### Recorded data:
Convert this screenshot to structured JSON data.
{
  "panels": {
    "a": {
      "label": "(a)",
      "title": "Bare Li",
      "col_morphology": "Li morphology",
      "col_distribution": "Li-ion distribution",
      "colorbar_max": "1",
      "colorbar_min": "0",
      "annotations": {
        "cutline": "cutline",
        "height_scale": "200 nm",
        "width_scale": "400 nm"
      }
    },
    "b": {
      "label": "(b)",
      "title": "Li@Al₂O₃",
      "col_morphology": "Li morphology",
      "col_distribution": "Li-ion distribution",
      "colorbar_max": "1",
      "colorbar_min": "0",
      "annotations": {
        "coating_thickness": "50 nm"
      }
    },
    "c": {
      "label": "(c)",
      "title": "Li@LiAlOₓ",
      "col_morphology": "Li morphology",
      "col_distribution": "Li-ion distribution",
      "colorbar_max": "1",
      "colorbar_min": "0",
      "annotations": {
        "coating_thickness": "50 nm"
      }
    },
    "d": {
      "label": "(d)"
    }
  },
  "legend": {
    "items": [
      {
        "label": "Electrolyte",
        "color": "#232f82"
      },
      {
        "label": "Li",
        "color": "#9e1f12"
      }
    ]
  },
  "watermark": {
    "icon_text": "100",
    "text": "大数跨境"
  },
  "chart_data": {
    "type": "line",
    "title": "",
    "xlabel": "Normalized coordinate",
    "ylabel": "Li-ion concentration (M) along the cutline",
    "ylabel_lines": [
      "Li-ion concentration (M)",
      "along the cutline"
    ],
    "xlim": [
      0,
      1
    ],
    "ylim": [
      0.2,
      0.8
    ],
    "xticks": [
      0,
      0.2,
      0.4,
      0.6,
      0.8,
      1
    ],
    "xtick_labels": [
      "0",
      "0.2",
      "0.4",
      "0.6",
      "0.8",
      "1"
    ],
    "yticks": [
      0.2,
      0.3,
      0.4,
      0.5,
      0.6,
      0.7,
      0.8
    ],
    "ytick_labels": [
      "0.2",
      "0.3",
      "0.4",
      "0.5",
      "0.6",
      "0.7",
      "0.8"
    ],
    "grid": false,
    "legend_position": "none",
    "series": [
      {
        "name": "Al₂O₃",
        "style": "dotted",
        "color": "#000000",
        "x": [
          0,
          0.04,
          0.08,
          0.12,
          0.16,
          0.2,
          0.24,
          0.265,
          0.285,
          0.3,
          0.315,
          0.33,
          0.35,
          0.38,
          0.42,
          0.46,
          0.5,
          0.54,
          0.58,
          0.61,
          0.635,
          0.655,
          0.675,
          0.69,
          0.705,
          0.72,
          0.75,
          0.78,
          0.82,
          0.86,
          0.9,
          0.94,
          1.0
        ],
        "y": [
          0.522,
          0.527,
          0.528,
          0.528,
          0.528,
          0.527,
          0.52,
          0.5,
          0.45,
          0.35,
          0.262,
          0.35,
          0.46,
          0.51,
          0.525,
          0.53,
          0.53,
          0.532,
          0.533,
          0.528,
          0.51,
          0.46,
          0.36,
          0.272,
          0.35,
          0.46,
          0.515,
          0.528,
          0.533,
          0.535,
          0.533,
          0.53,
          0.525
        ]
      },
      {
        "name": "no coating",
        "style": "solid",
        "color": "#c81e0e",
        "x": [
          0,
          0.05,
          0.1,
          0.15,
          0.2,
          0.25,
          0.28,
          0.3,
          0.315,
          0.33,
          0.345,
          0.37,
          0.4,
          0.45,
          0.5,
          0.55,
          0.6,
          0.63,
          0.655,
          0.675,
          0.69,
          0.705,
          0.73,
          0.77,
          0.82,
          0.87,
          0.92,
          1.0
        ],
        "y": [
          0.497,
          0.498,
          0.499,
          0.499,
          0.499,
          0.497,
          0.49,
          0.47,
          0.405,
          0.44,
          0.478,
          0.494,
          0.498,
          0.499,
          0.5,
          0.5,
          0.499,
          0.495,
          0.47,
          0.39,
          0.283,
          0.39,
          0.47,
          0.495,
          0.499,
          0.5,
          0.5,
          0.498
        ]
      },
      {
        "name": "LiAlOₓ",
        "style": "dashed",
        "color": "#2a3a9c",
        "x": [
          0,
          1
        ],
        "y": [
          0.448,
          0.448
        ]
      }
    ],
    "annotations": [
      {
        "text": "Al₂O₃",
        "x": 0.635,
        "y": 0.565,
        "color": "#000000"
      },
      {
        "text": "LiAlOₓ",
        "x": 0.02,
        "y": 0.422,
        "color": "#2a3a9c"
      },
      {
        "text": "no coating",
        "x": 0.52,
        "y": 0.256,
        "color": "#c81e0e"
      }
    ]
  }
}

### Exercise objective:
Which lines hold the word "LiAlOₓ"? Copy each of them from the records.

### The output:
      "title": "Li@LiAlOₓ",
        "name": "LiAlOₓ",
        "text": "LiAlOₓ",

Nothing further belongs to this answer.